**TASK DESCRIPTION:**
Below is a block of records: output all of them exactly and leave out the pictures.

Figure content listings
>>>>
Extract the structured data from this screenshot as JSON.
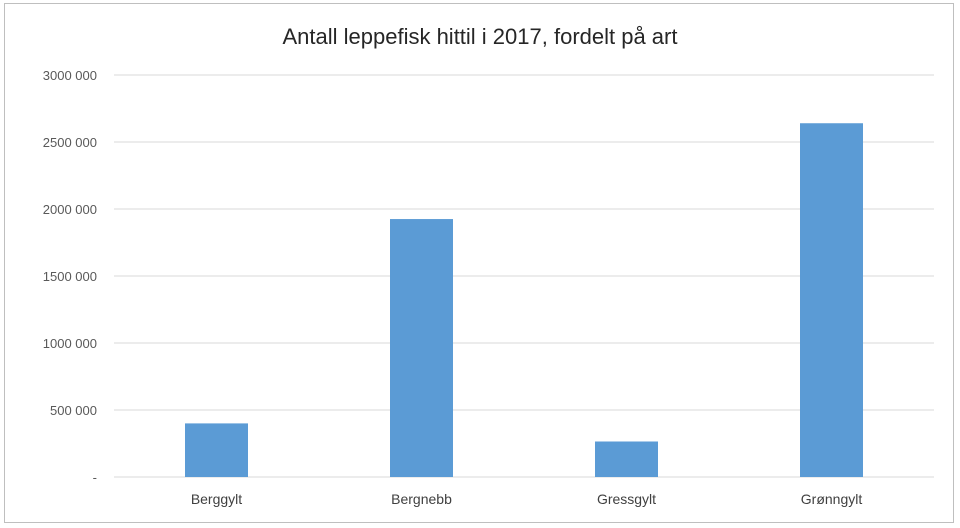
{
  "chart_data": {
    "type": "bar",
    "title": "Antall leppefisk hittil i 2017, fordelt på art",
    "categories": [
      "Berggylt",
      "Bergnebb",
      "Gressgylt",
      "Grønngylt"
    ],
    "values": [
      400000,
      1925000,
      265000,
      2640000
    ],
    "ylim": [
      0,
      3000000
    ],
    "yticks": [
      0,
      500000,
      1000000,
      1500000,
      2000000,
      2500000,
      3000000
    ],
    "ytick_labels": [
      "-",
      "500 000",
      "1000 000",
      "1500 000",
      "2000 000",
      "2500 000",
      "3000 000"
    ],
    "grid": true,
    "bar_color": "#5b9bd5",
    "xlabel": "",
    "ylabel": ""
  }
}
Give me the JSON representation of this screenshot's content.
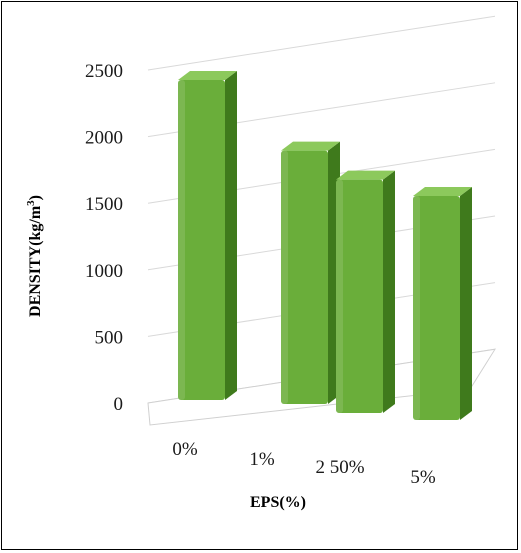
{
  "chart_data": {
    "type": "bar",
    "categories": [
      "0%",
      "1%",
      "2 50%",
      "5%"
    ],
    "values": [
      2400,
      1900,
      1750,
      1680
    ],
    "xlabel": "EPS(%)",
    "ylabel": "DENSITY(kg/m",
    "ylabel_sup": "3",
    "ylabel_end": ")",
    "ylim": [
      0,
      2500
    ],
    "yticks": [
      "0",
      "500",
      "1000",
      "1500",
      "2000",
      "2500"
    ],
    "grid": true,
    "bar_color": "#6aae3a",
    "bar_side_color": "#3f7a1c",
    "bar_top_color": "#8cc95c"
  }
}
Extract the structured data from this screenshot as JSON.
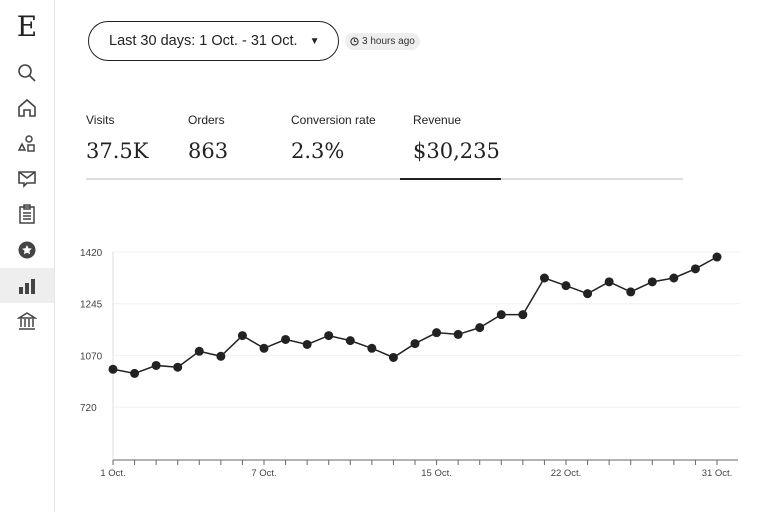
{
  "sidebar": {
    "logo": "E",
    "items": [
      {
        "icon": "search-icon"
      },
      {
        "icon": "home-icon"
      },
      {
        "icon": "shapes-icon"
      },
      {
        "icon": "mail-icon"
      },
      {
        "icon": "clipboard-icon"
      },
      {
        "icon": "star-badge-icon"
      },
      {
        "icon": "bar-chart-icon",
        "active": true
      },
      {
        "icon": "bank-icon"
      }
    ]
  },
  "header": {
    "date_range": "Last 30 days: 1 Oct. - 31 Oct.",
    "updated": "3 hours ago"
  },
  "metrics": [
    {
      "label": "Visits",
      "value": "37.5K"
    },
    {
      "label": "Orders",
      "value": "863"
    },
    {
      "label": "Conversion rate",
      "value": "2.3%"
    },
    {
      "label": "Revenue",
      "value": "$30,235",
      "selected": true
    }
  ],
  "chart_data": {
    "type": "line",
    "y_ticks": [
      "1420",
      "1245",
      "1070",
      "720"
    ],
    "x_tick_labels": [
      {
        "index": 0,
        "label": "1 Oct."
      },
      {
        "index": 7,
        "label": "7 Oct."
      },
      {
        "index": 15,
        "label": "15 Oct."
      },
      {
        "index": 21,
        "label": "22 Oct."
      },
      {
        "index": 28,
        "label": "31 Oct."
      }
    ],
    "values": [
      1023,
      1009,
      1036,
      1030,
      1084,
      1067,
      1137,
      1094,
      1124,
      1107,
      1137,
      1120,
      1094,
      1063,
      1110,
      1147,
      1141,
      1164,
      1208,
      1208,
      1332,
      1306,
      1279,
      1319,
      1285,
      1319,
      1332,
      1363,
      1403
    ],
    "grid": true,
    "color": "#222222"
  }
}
<<<<
**SOLUTION TO THIS EXERCISE:**
Extract the structured data from this screenshot as JSON.
{
  "chart_data": {
    "type": "bar",
    "title": "Antall leppefisk hittil i 2017, fordelt på art",
    "categories": [
      "Berggylt",
      "Bergnebb",
      "Gressgylt",
      "Grønngylt"
    ],
    "values": [
      400000,
      1925000,
      265000,
      2640000
    ],
    "ylim": [
      0,
      3000000
    ],
    "yticks": [
      0,
      500000,
      1000000,
      1500000,
      2000000,
      2500000,
      3000000
    ],
    "ytick_labels": [
      "-",
      "500 000",
      "1000 000",
      "1500 000",
      "2000 000",
      "2500 000",
      "3000 000"
    ],
    "grid": true,
    "bar_color": "#5b9bd5",
    "xlabel": "",
    "ylabel": ""
  }
}
Give me the JSON representation of this screenshot's content.
{
  "chart_data": {
    "type": "bar",
    "categories": [
      "0%",
      "1%",
      "2 50%",
      "5%"
    ],
    "values": [
      2400,
      1900,
      1750,
      1680
    ],
    "xlabel": "EPS(%)",
    "ylabel": "DENSITY(kg/m",
    "ylabel_sup": "3",
    "ylabel_end": ")",
    "ylim": [
      0,
      2500
    ],
    "yticks": [
      "0",
      "500",
      "1000",
      "1500",
      "2000",
      "2500"
    ],
    "grid": true,
    "bar_color": "#6aae3a",
    "bar_side_color": "#3f7a1c",
    "bar_top_color": "#8cc95c"
  }
}
Extract the structured data from this screenshot as JSON.
{
  "sidebar": {
    "logo": "E",
    "items": [
      {
        "icon": "search-icon"
      },
      {
        "icon": "home-icon"
      },
      {
        "icon": "shapes-icon"
      },
      {
        "icon": "mail-icon"
      },
      {
        "icon": "clipboard-icon"
      },
      {
        "icon": "star-badge-icon"
      },
      {
        "icon": "bar-chart-icon",
        "active": true
      },
      {
        "icon": "bank-icon"
      }
    ]
  },
  "header": {
    "date_range": "Last 30 days: 1 Oct. - 31 Oct.",
    "updated": "3 hours ago"
  },
  "metrics": [
    {
      "label": "Visits",
      "value": "37.5K"
    },
    {
      "label": "Orders",
      "value": "863"
    },
    {
      "label": "Conversion rate",
      "value": "2.3%"
    },
    {
      "label": "Revenue",
      "value": "$30,235",
      "selected": true
    }
  ],
  "chart_data": {
    "type": "line",
    "y_ticks": [
      "1420",
      "1245",
      "1070",
      "720"
    ],
    "x_tick_labels": [
      {
        "index": 0,
        "label": "1 Oct."
      },
      {
        "index": 7,
        "label": "7 Oct."
      },
      {
        "index": 15,
        "label": "15 Oct."
      },
      {
        "index": 21,
        "label": "22 Oct."
      },
      {
        "index": 28,
        "label": "31 Oct."
      }
    ],
    "values": [
      1023,
      1009,
      1036,
      1030,
      1084,
      1067,
      1137,
      1094,
      1124,
      1107,
      1137,
      1120,
      1094,
      1063,
      1110,
      1147,
      1141,
      1164,
      1208,
      1208,
      1332,
      1306,
      1279,
      1319,
      1285,
      1319,
      1332,
      1363,
      1403
    ],
    "grid": true,
    "color": "#222222"
  }
}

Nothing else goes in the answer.